**What you are asked to do:**
Format the items from the first line through the line that contains "value-cell: 245 — [362, 263, 409, 289]", inclusive, as a Markdown table with the columns Row and Line. Leave out any blank lines.

"""

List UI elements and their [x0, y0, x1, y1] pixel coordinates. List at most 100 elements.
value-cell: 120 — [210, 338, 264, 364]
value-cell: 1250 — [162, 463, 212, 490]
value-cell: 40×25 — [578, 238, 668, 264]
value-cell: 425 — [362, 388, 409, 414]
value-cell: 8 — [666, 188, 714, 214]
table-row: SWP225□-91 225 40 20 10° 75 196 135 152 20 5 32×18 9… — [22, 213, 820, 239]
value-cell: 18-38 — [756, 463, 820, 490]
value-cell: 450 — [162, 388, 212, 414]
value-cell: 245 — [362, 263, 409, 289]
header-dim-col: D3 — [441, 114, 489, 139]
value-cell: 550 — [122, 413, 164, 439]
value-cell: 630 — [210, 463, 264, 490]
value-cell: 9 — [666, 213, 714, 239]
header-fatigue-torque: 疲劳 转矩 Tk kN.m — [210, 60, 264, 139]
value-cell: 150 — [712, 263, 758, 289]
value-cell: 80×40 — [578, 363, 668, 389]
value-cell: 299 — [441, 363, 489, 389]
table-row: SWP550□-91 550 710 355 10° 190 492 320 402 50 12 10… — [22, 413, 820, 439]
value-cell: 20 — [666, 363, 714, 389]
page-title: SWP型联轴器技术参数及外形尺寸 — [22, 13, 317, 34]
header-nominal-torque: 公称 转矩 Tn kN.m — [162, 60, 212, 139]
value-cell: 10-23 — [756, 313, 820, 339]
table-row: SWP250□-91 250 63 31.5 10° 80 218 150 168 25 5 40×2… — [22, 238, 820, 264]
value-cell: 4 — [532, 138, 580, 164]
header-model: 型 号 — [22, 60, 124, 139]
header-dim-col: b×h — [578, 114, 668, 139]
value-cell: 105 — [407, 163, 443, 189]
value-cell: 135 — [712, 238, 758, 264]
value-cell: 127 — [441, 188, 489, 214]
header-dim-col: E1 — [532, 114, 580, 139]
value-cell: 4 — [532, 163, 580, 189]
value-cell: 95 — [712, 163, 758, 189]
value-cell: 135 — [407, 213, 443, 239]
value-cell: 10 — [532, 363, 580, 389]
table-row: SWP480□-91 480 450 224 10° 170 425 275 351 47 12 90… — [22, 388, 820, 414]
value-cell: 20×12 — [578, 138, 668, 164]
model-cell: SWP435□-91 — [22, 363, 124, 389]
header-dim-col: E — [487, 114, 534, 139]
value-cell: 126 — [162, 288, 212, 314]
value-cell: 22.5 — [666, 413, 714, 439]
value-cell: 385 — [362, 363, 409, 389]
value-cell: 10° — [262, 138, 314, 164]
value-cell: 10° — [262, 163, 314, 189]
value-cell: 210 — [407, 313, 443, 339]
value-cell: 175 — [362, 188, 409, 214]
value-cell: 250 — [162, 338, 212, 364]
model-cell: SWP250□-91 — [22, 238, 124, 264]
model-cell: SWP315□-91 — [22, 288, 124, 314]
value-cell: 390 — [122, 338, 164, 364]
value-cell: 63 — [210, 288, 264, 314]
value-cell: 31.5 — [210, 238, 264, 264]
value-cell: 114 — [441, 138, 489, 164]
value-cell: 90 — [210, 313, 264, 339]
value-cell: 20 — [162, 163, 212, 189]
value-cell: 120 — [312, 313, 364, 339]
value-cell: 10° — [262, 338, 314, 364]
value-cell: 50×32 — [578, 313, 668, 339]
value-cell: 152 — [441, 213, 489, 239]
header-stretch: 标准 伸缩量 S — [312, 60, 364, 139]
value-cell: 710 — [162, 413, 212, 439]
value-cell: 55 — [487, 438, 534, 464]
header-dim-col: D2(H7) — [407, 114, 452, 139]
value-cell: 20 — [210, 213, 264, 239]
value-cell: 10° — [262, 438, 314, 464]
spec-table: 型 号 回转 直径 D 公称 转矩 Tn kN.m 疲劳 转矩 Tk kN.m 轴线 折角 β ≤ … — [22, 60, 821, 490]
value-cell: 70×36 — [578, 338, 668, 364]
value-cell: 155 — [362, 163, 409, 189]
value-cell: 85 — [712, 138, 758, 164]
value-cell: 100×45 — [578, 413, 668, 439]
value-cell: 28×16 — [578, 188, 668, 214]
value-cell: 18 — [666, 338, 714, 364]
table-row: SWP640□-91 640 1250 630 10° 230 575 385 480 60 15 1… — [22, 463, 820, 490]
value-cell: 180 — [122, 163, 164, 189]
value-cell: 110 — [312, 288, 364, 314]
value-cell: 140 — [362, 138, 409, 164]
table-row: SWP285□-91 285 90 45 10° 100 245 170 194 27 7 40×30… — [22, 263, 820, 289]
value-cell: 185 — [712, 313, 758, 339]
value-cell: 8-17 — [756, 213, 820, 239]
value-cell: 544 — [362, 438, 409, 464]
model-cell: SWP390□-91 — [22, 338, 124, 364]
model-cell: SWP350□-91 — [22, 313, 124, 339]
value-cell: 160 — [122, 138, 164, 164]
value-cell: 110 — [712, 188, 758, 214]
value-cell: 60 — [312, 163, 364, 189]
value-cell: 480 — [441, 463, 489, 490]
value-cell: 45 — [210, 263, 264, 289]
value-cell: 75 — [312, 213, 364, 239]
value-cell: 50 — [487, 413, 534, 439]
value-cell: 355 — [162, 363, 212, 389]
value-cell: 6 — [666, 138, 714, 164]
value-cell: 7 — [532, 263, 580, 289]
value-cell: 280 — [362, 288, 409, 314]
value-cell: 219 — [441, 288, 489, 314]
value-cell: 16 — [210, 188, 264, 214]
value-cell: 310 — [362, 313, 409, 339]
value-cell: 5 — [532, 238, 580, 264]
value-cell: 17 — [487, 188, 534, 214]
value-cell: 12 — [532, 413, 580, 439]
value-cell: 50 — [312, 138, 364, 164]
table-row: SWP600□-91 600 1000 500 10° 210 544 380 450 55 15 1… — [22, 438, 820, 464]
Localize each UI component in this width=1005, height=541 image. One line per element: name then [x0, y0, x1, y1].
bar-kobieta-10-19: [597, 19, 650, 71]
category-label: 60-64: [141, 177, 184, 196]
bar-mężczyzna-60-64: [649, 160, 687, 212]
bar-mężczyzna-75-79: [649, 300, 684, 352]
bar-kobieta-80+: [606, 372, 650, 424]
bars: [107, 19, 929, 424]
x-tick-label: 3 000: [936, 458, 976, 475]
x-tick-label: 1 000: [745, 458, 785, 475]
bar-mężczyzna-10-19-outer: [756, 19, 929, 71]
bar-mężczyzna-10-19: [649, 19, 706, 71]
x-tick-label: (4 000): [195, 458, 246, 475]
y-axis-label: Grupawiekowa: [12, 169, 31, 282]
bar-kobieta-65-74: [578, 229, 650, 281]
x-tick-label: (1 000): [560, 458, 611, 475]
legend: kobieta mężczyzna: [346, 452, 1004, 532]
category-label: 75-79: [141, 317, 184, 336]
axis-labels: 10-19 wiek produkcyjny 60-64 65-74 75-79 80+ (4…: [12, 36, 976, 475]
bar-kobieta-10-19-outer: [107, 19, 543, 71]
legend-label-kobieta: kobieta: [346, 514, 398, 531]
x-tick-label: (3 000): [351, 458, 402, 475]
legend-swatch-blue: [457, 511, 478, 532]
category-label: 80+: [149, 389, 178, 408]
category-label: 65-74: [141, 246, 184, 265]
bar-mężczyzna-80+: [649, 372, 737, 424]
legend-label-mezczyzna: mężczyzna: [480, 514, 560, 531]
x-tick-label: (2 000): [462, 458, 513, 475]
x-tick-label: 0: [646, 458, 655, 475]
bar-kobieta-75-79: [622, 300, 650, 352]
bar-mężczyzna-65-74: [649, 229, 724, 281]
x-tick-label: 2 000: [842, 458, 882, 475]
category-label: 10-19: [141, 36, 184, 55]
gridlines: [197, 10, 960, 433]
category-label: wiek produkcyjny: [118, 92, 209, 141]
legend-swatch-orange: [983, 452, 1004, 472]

"""

**Final result:**
| Row | Line |
|---|---|
| 1 | List UI elements and their [x0, y0, x1, y1] pixel coordinates. List at most 100 elements. |
| 2 | value-cell: 120 — [210, 338, 264, 364] |
| 3 | value-cell: 1250 — [162, 463, 212, 490] |
| 4 | value-cell: 40×25 — [578, 238, 668, 264] |
| 5 | value-cell: 425 — [362, 388, 409, 414] |
| 6 | value-cell: 8 — [666, 188, 714, 214] |
| 7 | table-row: SWP225□-91 225 40 20 10° 75 196 135 152 20 5 32×18 9… — [22, 213, 820, 239] |
| 8 | value-cell: 18-38 — [756, 463, 820, 490] |
| 9 | value-cell: 450 — [162, 388, 212, 414] |
| 10 | value-cell: 245 — [362, 263, 409, 289] |